EXERCISE GOAL. Using the data below, copy each line that includes the word "konstrukcji".

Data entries
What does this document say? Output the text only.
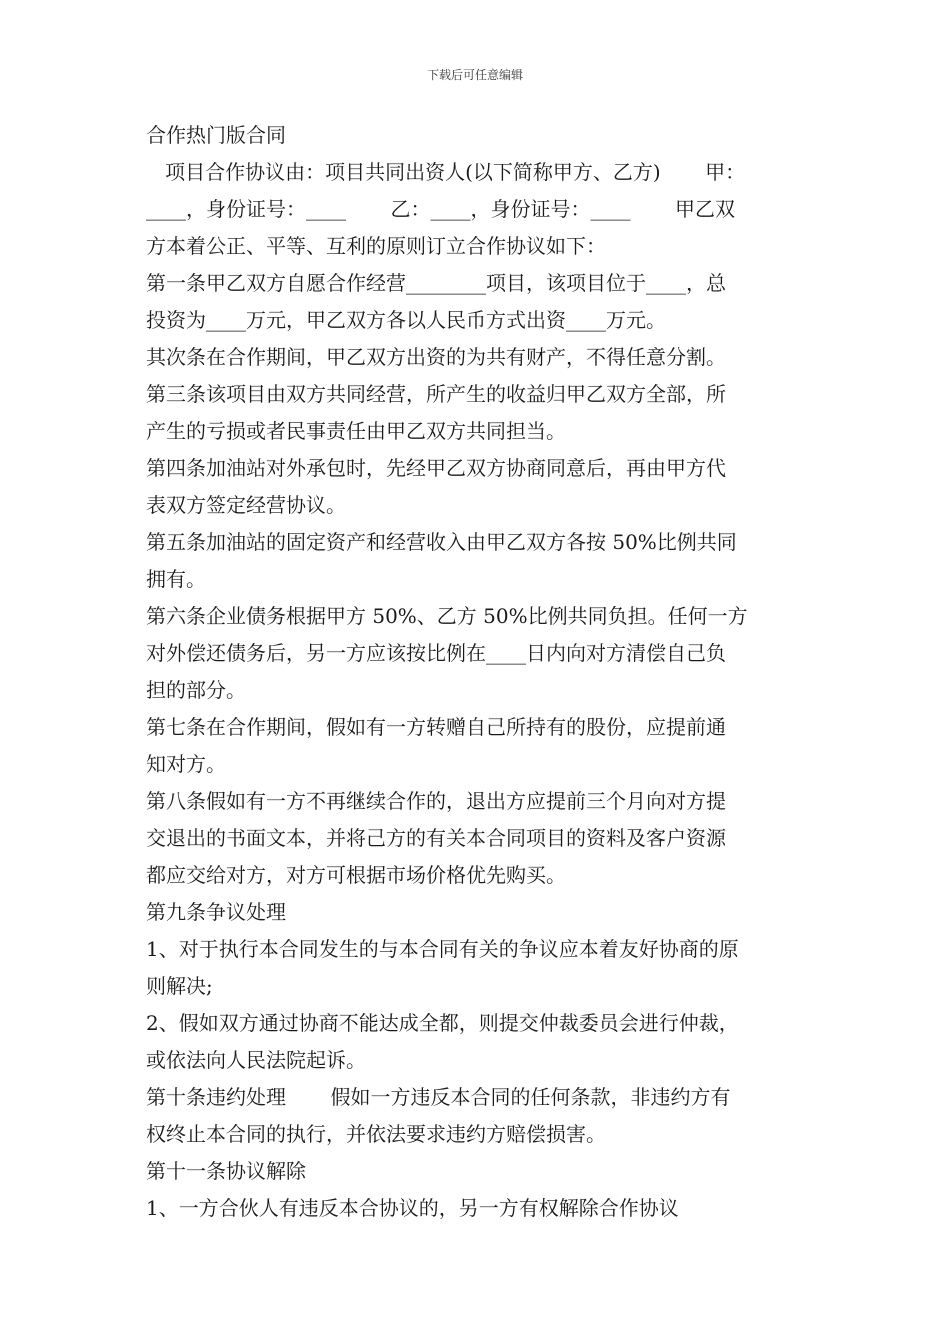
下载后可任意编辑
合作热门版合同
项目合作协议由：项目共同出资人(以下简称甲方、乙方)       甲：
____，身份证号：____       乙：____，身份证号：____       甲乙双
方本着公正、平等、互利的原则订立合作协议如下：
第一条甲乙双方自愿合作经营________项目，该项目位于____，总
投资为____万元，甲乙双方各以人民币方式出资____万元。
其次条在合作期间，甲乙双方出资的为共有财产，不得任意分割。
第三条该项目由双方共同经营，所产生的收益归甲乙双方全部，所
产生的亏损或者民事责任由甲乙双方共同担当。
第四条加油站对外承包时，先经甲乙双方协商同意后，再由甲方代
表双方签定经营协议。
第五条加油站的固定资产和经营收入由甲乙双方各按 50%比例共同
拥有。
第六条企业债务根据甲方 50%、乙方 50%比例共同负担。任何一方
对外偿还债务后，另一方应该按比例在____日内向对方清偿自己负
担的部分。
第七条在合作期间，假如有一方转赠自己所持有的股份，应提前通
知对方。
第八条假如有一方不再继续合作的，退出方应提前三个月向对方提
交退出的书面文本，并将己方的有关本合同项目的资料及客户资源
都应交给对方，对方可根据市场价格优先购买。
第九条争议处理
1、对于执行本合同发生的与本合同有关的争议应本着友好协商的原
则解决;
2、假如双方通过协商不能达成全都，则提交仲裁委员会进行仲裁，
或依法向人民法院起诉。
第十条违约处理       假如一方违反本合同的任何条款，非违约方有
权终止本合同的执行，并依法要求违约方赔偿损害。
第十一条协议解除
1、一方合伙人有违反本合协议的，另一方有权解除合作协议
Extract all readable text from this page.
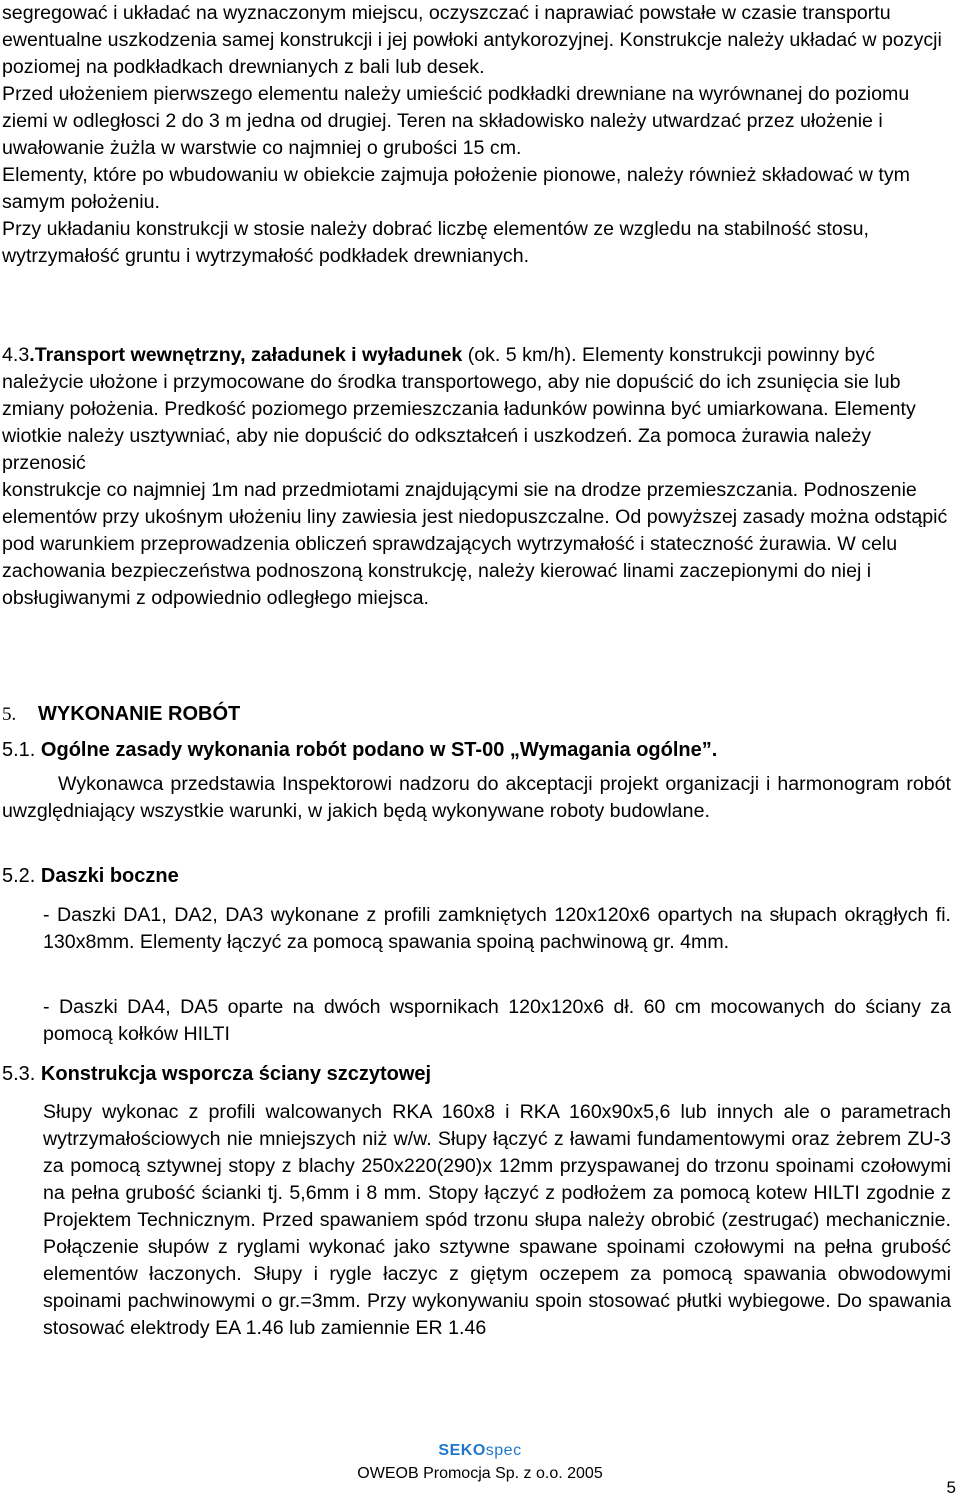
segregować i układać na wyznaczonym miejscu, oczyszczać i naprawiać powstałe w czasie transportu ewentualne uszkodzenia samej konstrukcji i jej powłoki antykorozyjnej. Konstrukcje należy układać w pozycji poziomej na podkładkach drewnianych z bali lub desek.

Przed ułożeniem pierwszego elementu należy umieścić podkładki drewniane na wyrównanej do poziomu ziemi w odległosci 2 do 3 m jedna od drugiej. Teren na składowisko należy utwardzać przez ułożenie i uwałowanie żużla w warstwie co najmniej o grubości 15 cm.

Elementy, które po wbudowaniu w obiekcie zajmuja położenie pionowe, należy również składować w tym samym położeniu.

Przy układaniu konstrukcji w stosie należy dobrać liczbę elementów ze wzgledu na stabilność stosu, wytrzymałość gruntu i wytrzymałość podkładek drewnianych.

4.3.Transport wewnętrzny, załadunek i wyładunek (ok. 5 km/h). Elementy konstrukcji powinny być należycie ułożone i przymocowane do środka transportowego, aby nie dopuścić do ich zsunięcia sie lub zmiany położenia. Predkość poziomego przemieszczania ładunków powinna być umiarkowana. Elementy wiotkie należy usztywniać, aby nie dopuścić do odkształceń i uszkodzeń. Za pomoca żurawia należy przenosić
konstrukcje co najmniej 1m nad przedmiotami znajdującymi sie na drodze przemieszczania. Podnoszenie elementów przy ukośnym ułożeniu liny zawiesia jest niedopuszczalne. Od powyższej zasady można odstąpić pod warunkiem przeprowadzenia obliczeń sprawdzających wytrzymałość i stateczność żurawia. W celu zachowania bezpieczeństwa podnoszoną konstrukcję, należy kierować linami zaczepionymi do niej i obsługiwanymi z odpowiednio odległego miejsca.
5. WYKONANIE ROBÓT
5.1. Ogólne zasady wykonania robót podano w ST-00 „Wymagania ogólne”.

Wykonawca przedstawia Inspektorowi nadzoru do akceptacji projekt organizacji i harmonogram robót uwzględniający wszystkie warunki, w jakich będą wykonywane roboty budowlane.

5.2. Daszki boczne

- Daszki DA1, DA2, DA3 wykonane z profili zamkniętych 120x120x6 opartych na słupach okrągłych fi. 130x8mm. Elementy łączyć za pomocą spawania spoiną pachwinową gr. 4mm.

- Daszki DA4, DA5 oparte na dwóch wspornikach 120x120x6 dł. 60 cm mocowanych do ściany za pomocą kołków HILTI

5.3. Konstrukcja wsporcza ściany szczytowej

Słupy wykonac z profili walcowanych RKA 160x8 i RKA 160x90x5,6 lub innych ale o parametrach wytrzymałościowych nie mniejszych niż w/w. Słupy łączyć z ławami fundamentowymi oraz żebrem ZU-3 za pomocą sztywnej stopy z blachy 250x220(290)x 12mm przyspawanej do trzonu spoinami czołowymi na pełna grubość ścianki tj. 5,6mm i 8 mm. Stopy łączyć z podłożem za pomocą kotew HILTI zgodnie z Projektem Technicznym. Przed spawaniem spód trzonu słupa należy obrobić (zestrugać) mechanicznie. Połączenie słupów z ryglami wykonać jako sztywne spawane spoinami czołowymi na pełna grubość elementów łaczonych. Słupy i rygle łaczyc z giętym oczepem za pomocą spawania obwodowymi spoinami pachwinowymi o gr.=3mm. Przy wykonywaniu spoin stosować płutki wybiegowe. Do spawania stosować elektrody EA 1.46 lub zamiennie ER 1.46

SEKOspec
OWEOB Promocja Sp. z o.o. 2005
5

* * *

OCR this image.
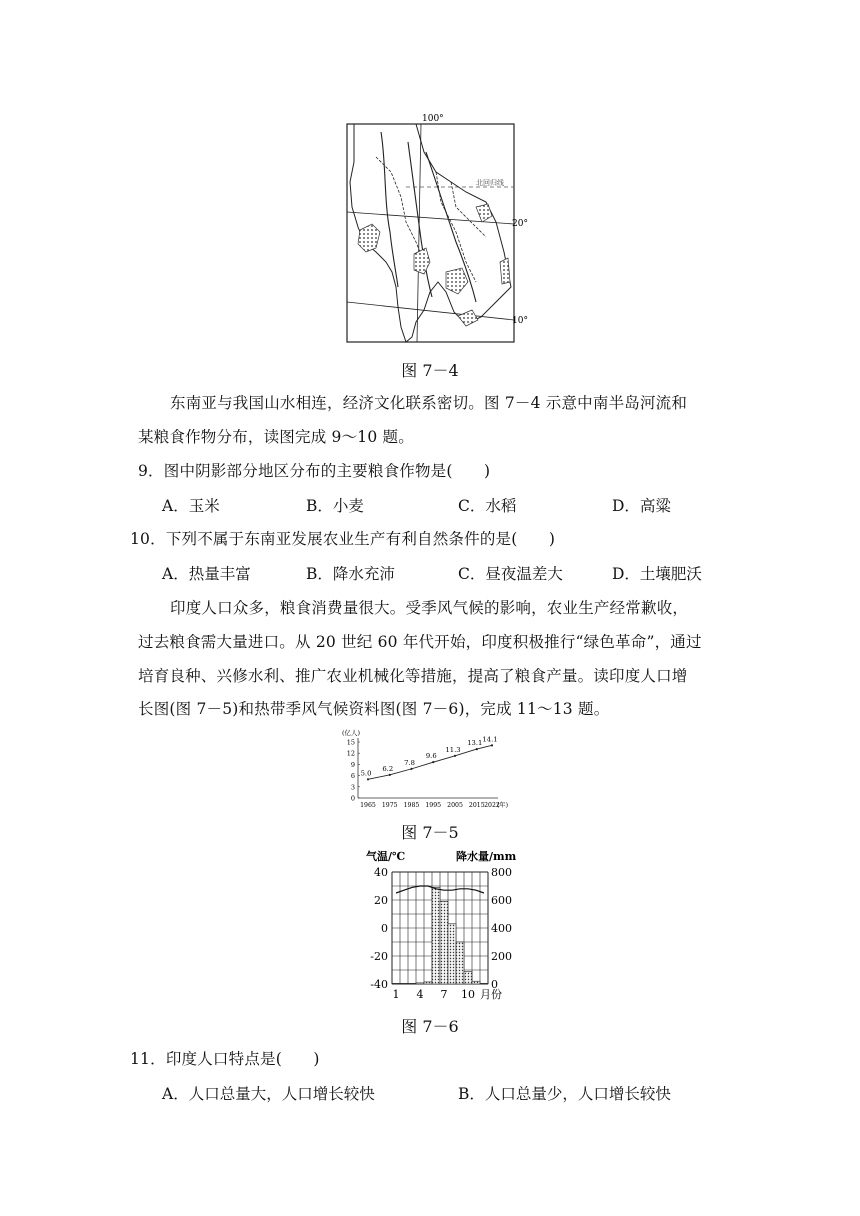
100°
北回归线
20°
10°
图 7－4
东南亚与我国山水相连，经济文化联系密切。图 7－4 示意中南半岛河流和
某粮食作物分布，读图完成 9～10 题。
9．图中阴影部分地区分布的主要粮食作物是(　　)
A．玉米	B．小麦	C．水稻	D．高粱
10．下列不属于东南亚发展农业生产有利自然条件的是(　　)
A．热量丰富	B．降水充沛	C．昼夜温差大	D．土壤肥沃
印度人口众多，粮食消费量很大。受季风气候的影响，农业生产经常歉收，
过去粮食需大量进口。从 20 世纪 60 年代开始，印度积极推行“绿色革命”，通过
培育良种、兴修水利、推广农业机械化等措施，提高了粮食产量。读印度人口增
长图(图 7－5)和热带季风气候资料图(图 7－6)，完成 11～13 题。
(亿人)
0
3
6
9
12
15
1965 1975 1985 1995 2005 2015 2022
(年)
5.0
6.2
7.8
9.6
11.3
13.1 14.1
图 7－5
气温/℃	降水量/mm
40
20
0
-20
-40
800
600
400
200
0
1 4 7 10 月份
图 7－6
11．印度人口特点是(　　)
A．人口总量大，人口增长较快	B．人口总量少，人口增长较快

RESULT OF THIS EXERCISE.
segregować i układać na wyznaczonym miejscu, oczyszczać i naprawiać powstałe w czasie transportu ewentualne uszkodzenia samej konstrukcji i jej powłoki antykorozyjnej. Konstrukcje należy układać w pozycji poziomej na podkładkach drewnianych z bali lub desek.
Przy układaniu konstrukcji w stosie należy dobrać liczbę elementów ze wzgledu na stabilność stosu, wytrzymałość gruntu i wytrzymałość podkładek drewnianych.
4.3.Transport wewnętrzny, załadunek i wyładunek (ok. 5 km/h). Elementy konstrukcji powinny być należycie ułożone i przymocowane do środka transportowego, aby nie dopuścić do ich zsunięcia sie lub zmiany położenia. Predkość poziomego przemieszczania ładunków powinna być umiarkowana. Elementy wiotkie należy usztywniać, aby nie dopuścić do odkształceń i uszkodzeń. Za pomoca żurawia należy przenosić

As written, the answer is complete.